State how many lines in the listing below include the word "modem". Give nothing but the number.

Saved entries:
_ _ _
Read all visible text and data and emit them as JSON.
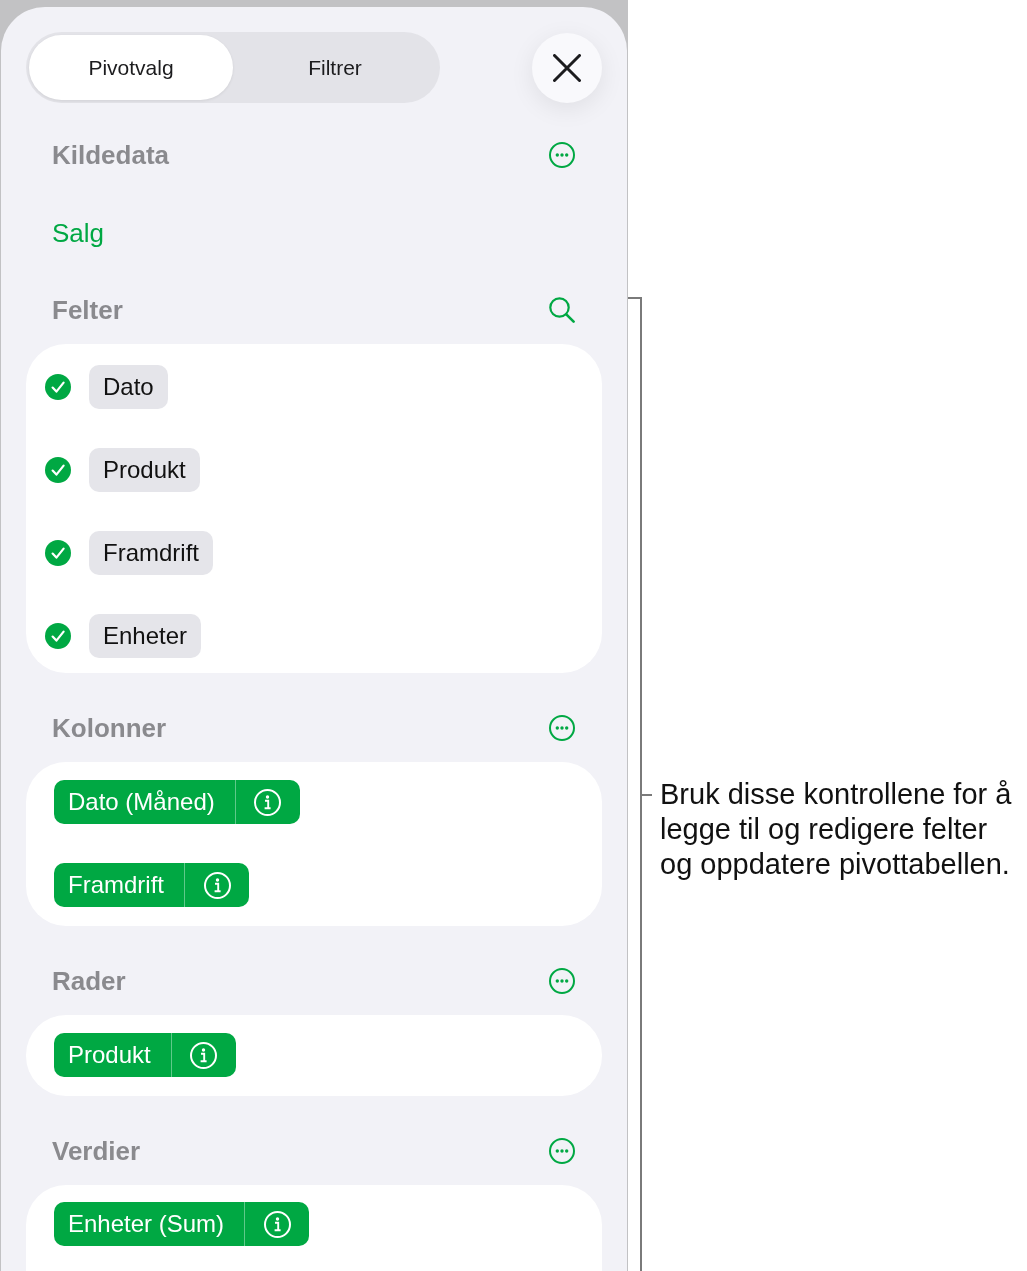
{
  "tabs": [
    {
      "label": "Pivotvalg",
      "selected": true
    },
    {
      "label": "Filtrer",
      "selected": false
    }
  ],
  "sections": [
    {
      "kind": "source",
      "title": "Kildedata",
      "value": "Salg"
    },
    {
      "kind": "fields",
      "title": "Felter",
      "items": [
        {
          "label": "Dato",
          "checked": true
        },
        {
          "label": "Produkt",
          "checked": true
        },
        {
          "label": "Framdrift",
          "checked": true
        },
        {
          "label": "Enheter",
          "checked": true
        }
      ]
    },
    {
      "kind": "pills",
      "title": "Kolonner",
      "items": [
        {
          "label": "Dato (Måned)"
        },
        {
          "label": "Framdrift"
        }
      ]
    },
    {
      "kind": "pills",
      "title": "Rader",
      "items": [
        {
          "label": "Produkt"
        }
      ]
    },
    {
      "kind": "pills",
      "title": "Verdier",
      "items": [
        {
          "label": "Enheter (Sum)"
        }
      ]
    }
  ],
  "callout": {
    "lines": [
      "Bruk disse kontrollene for å",
      "legge til og redigere felter",
      "og oppdatere pivottabellen."
    ]
  }
}
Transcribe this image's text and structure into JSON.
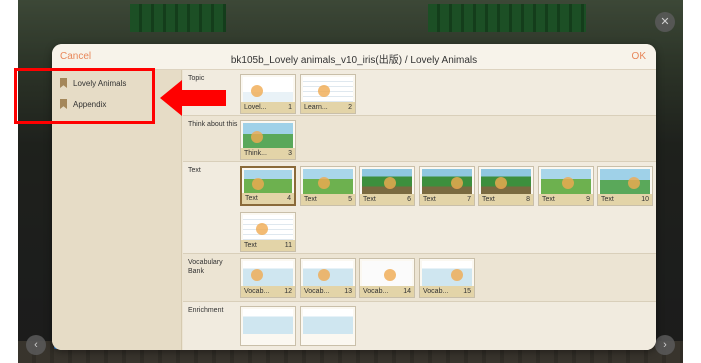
{
  "dialog": {
    "cancel_label": "Cancel",
    "title": "bk105b_Lovely animals_v10_iris(出版) / Lovely Animals",
    "ok_label": "OK"
  },
  "sidebar": {
    "items": [
      {
        "label": "Lovely Animals"
      },
      {
        "label": "Appendix"
      }
    ]
  },
  "sections": [
    {
      "label": "Topic",
      "pages": [
        {
          "name": "Lovel...",
          "num": "1",
          "thumb": "t-white"
        },
        {
          "name": "Learn...",
          "num": "2",
          "thumb": "t-list"
        }
      ]
    },
    {
      "label": "Think about this",
      "pages": [
        {
          "name": "Think...",
          "num": "3",
          "thumb": "t-green"
        }
      ]
    },
    {
      "label": "Text",
      "pages": [
        {
          "name": "Text",
          "num": "4",
          "thumb": "t-zoo"
        },
        {
          "name": "Text",
          "num": "5",
          "thumb": "t-zoo"
        },
        {
          "name": "Text",
          "num": "6",
          "thumb": "t-jungle"
        },
        {
          "name": "Text",
          "num": "7",
          "thumb": "t-jungle"
        },
        {
          "name": "Text",
          "num": "8",
          "thumb": "t-jungle"
        },
        {
          "name": "Text",
          "num": "9",
          "thumb": "t-zoo"
        },
        {
          "name": "Text",
          "num": "10",
          "thumb": "t-green"
        },
        {
          "name": "Text",
          "num": "11",
          "thumb": "t-list"
        }
      ]
    },
    {
      "label": "Vocabulary Bank",
      "pages": [
        {
          "name": "Vocab...",
          "num": "12",
          "thumb": "t-vocab"
        },
        {
          "name": "Vocab...",
          "num": "13",
          "thumb": "t-vocab"
        },
        {
          "name": "Vocab...",
          "num": "14",
          "thumb": "t-blank"
        },
        {
          "name": "Vocab...",
          "num": "15",
          "thumb": "t-vocab"
        }
      ]
    },
    {
      "label": "Enrichment",
      "pages": []
    }
  ],
  "colors": {
    "accent": "#e8875a",
    "annotation": "#ff0000",
    "bookmark": "#a4875a"
  },
  "icons": {
    "close": "close-icon",
    "prev": "chevron-left-icon",
    "next": "chevron-right-icon"
  }
}
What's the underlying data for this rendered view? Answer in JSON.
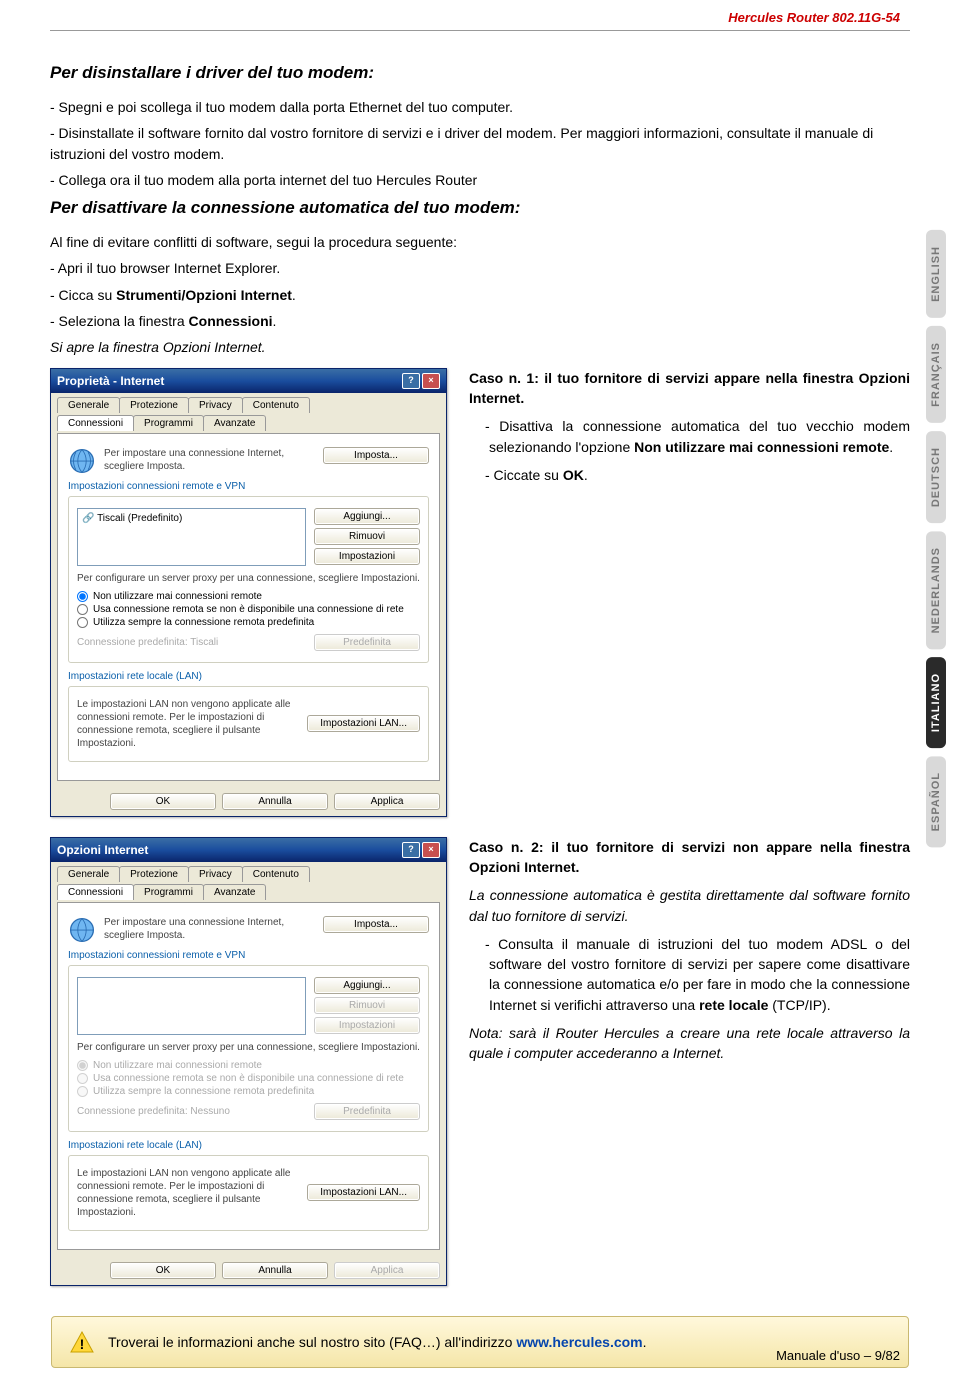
{
  "header": {
    "product": "Hercules Router 802.11G-54"
  },
  "sections": {
    "h1a": "Per disinstallare i driver del tuo modem:",
    "p1": "- Spegni e poi scollega il tuo modem dalla porta Ethernet del tuo computer.",
    "p2": "- Disinstallate il software fornito dal vostro fornitore di servizi e i driver del modem. Per maggiori informazioni, consultate il manuale di istruzioni del vostro modem.",
    "p3": "- Collega ora il tuo modem alla porta internet del tuo Hercules Router",
    "h1b": "Per disattivare la connessione automatica del tuo modem:",
    "p4": "Al fine di evitare conflitti di software, segui la procedura seguente:",
    "p5": "- Apri il tuo browser Internet Explorer.",
    "p6_pre": "- Cicca su ",
    "p6_strong": "Strumenti/Opzioni Internet",
    "p6_post": ".",
    "p7_pre": "- Seleziona la finestra ",
    "p7_strong": "Connessioni",
    "p7_post": ".",
    "p8": "Si apre la finestra Opzioni Internet."
  },
  "case1": {
    "title": "Caso n. 1: il tuo fornitore di servizi appare nella finestra Opzioni Internet.",
    "p1_pre": "- Disattiva la connessione automatica del tuo vecchio modem selezionando l'opzione ",
    "p1_strong": "Non utilizzare mai connessioni remote",
    "p1_post": ".",
    "p2_pre": "- Ciccate su ",
    "p2_strong": "OK",
    "p2_post": "."
  },
  "case2": {
    "title": "Caso n. 2: il tuo fornitore di servizi non appare nella finestra Opzioni Internet.",
    "p1": "La connessione automatica è gestita direttamente dal software fornito dal tuo fornitore di servizi.",
    "p2_pre": "- Consulta il manuale di istruzioni del tuo modem ADSL o del software del vostro fornitore di servizi per sapere come disattivare la connessione automatica e/o per fare in modo che la connessione Internet si verifichi attraverso una ",
    "p2_strong": "rete locale",
    "p2_post": " (TCP/IP).",
    "p3": "Nota: sarà il Router Hercules a creare una rete locale attraverso la quale i computer accederanno a Internet."
  },
  "info": {
    "text_pre": "Troverai le informazioni anche sul nostro sito (FAQ…) all'indirizzo ",
    "link": "www.hercules.com",
    "text_post": "."
  },
  "footer": {
    "text": "Manuale d'uso – 9/82"
  },
  "languages": [
    "ENGLISH",
    "FRANÇAIS",
    "DEUTSCH",
    "NEDERLANDS",
    "ITALIANO",
    "ESPAÑOL"
  ],
  "dialog": {
    "title1": "Proprietà - Internet",
    "title2": "Opzioni Internet",
    "tabs": [
      "Generale",
      "Protezione",
      "Privacy",
      "Contenuto",
      "Connessioni",
      "Programmi",
      "Avanzate"
    ],
    "setupText": "Per impostare una connessione Internet, scegliere Imposta.",
    "btnImposta": "Imposta...",
    "sectionRemote": "Impostazioni connessioni remote e VPN",
    "listItem": "Tiscali (Predefinito)",
    "btnAggiungi": "Aggiungi...",
    "btnRimuovi": "Rimuovi",
    "btnImpostazioni": "Impostazioni",
    "proxyText": "Per configurare un server proxy per una connessione, scegliere Impostazioni.",
    "radio1": "Non utilizzare mai connessioni remote",
    "radio2": "Usa connessione remota se non è disponibile una connessione di rete",
    "radio3": "Utilizza sempre la connessione remota predefinita",
    "predef": "Connessione predefinita:",
    "predefVal1": "Tiscali",
    "predefVal2": "Nessuno",
    "btnPredef": "Predefinita",
    "sectionLan": "Impostazioni rete locale (LAN)",
    "lanText": "Le impostazioni LAN non vengono applicate alle connessioni remote. Per le impostazioni di connessione remota, scegliere il pulsante Impostazioni.",
    "btnLan": "Impostazioni LAN...",
    "btnOk": "OK",
    "btnAnnulla": "Annulla",
    "btnApplica": "Applica"
  }
}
_ _ _
EXERCISE SOLUTION =
7